#### INSTRUCTIONS FOR THE TASK
Each record that follows should be repeated exactly, minus any images.

#### DATA ENTRIES
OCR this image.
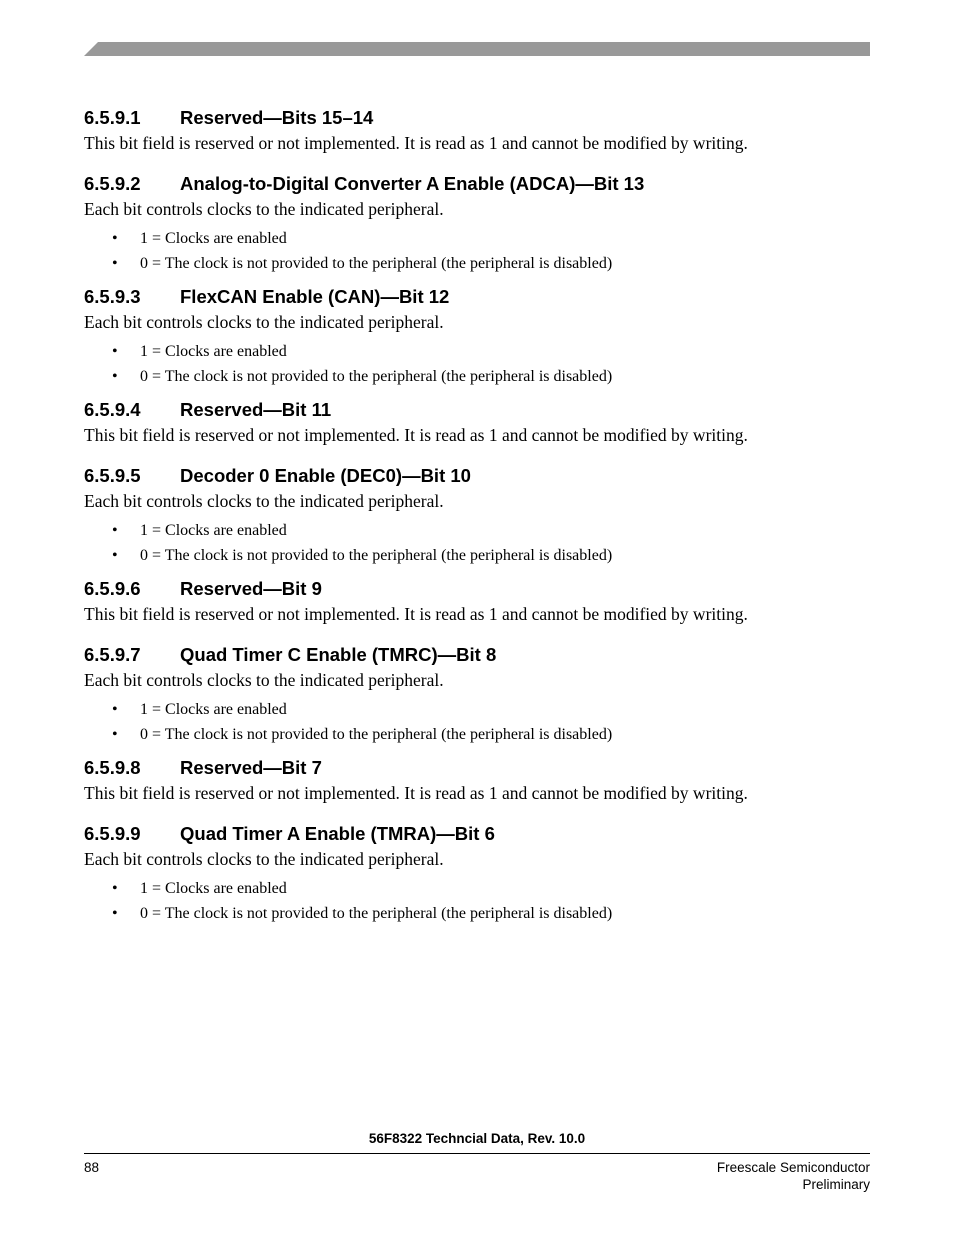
6.5.9.1 Reserved—Bits 15–14
This bit field is reserved or not implemented. It is read as 1 and cannot be modified by writing.
6.5.9.2 Analog-to-Digital Converter A Enable (ADCA)—Bit 13
Each bit controls clocks to the indicated peripheral.
• 1 = Clocks are enabled
• 0 = The clock is not provided to the peripheral (the peripheral is disabled)
6.5.9.3 FlexCAN Enable (CAN)—Bit 12
Each bit controls clocks to the indicated peripheral.
• 1 = Clocks are enabled
• 0 = The clock is not provided to the peripheral (the peripheral is disabled)
6.5.9.4 Reserved—Bit 11
This bit field is reserved or not implemented. It is read as 1 and cannot be modified by writing.
6.5.9.5 Decoder 0 Enable (DEC0)—Bit 10
Each bit controls clocks to the indicated peripheral.
• 1 = Clocks are enabled
• 0 = The clock is not provided to the peripheral (the peripheral is disabled)
6.5.9.6 Reserved—Bit 9
This bit field is reserved or not implemented. It is read as 1 and cannot be modified by writing.
6.5.9.7 Quad Timer C Enable (TMRC)—Bit 8
Each bit controls clocks to the indicated peripheral.
• 1 = Clocks are enabled
• 0 = The clock is not provided to the peripheral (the peripheral is disabled)
6.5.9.8 Reserved—Bit 7
This bit field is reserved or not implemented. It is read as 1 and cannot be modified by writing.
6.5.9.9 Quad Timer A Enable (TMRA)—Bit 6
Each bit controls clocks to the indicated peripheral.
• 1 = Clocks are enabled
• 0 = The clock is not provided to the peripheral (the peripheral is disabled)
56F8322 Techncial Data, Rev. 10.0
88	Freescale Semiconductor
Preliminary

#### ANSWER FOR THE TASK
OCR this image.
6.5.9.1 Reserved—Bits 15–14
This bit field is reserved or not implemented. It is read as 1 and cannot be modified by writing.
6.5.9.2 Analog-to-Digital Converter A Enable (ADCA)—Bit 13
Each bit controls clocks to the indicated peripheral.
• 1 = Clocks are enabled
• 0 = The clock is not provided to the peripheral (the peripheral is disabled)
6.5.9.3 FlexCAN Enable (CAN)—Bit 12
Each bit controls clocks to the indicated peripheral.
• 1 = Clocks are enabled
• 0 = The clock is not provided to the peripheral (the peripheral is disabled)
6.5.9.4 Reserved—Bit 11
This bit field is reserved or not implemented. It is read as 1 and cannot be modified by writing.
6.5.9.5 Decoder 0 Enable (DEC0)—Bit 10
Each bit controls clocks to the indicated peripheral.
• 1 = Clocks are enabled
• 0 = The clock is not provided to the peripheral (the peripheral is disabled)
6.5.9.6 Reserved—Bit 9
This bit field is reserved or not implemented. It is read as 1 and cannot be modified by writing.
6.5.9.7 Quad Timer C Enable (TMRC)—Bit 8
Each bit controls clocks to the indicated peripheral.
• 1 = Clocks are enabled
• 0 = The clock is not provided to the peripheral (the peripheral is disabled)
6.5.9.8 Reserved—Bit 7
This bit field is reserved or not implemented. It is read as 1 and cannot be modified by writing.
6.5.9.9 Quad Timer A Enable (TMRA)—Bit 6
Each bit controls clocks to the indicated peripheral.
• 1 = Clocks are enabled
• 0 = The clock is not provided to the peripheral (the peripheral is disabled)
56F8322 Techncial Data, Rev. 10.0
88	Freescale Semiconductor
Preliminary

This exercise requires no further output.